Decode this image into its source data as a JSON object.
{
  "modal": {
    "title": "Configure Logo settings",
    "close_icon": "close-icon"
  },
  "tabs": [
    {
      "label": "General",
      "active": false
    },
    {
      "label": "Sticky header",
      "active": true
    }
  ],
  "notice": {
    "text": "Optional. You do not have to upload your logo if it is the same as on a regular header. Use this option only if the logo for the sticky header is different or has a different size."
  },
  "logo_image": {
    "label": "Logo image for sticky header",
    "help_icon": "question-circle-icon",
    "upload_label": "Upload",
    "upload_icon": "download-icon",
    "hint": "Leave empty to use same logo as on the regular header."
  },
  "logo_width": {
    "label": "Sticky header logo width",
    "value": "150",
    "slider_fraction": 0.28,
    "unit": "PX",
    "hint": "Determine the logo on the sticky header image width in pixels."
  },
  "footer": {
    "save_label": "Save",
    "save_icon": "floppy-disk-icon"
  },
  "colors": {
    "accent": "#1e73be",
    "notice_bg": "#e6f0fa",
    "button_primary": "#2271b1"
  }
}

* * * * * * *

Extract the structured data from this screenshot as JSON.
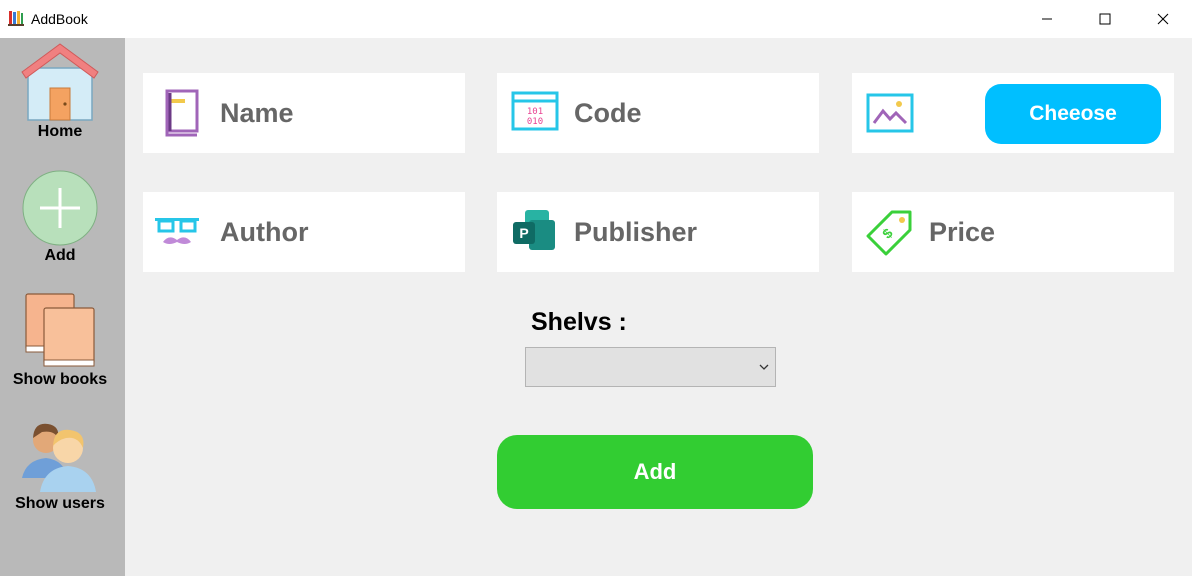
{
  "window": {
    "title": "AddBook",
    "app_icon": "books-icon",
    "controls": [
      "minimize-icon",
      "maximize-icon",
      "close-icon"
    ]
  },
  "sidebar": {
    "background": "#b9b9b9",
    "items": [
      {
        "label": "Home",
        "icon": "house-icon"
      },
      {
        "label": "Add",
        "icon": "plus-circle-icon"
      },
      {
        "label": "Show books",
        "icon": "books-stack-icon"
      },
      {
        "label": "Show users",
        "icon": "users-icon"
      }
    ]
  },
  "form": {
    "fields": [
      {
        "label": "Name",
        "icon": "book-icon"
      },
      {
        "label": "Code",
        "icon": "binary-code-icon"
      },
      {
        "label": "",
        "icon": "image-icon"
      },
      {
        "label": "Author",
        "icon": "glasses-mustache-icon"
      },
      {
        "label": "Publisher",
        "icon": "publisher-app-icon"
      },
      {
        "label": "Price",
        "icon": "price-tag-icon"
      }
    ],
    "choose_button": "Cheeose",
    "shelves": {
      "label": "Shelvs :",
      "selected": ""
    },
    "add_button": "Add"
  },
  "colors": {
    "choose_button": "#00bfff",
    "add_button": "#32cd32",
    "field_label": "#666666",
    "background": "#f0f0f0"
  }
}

* * * * * * *

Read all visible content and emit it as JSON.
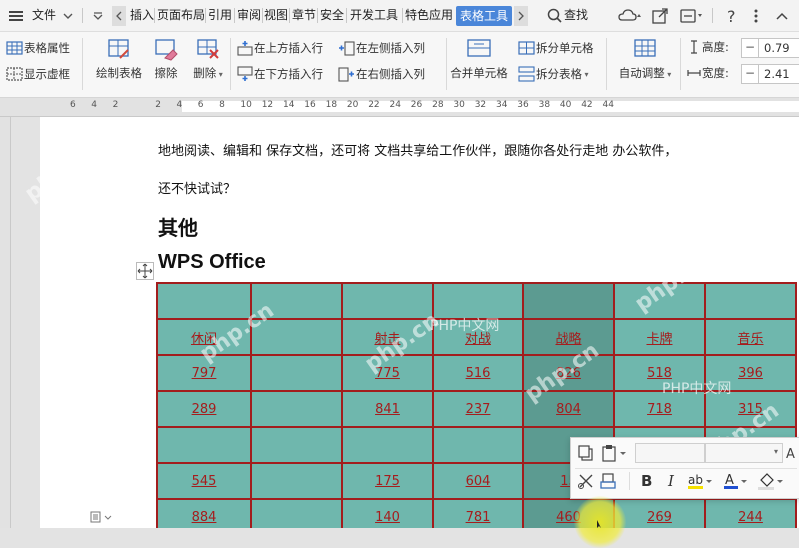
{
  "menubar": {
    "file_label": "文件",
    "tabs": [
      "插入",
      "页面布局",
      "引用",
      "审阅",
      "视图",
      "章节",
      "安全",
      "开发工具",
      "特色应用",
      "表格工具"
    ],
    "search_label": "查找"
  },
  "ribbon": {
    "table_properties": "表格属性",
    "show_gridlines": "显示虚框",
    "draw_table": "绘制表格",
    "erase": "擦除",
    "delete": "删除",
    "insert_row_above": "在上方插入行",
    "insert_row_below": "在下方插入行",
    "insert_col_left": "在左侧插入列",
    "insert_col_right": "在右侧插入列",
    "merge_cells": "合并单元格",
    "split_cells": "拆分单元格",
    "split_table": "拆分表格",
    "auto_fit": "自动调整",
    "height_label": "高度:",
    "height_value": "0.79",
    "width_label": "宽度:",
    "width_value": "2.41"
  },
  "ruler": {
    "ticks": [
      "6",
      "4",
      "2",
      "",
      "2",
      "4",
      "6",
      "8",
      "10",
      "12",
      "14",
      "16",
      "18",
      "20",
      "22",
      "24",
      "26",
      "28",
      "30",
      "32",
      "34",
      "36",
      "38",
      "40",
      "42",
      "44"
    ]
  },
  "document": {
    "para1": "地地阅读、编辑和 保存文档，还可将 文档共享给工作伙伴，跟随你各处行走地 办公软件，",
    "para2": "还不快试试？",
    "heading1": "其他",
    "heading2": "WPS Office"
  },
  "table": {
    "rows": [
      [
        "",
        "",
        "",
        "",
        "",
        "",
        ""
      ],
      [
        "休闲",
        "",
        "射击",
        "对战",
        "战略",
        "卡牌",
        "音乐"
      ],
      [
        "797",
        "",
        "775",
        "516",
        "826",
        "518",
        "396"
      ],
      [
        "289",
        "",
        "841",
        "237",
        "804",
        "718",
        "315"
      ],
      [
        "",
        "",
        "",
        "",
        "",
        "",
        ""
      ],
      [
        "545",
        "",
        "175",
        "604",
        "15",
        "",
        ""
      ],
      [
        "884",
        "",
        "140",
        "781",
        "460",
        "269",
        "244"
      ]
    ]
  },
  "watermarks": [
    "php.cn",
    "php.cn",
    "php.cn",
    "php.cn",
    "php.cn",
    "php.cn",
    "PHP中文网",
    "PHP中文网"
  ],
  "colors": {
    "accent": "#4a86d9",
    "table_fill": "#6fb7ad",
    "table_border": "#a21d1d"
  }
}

* * * * * * *

▶ TASK GOAL
Show all lines above holding "header".

▶ WRITTEN ANSWER
      "label": "Sticky header",
    "text": "Optional. You do not have to upload your logo if it is the same as on a regular header. Use this option only if the logo for the sticky header is different or has a different size."
    "label": "Logo image for sticky header",
    "hint": "Leave empty to use same logo as on the regular header."
    "label": "Sticky header logo width",
    "hint": "Determine the logo on the sticky header image width in pixels."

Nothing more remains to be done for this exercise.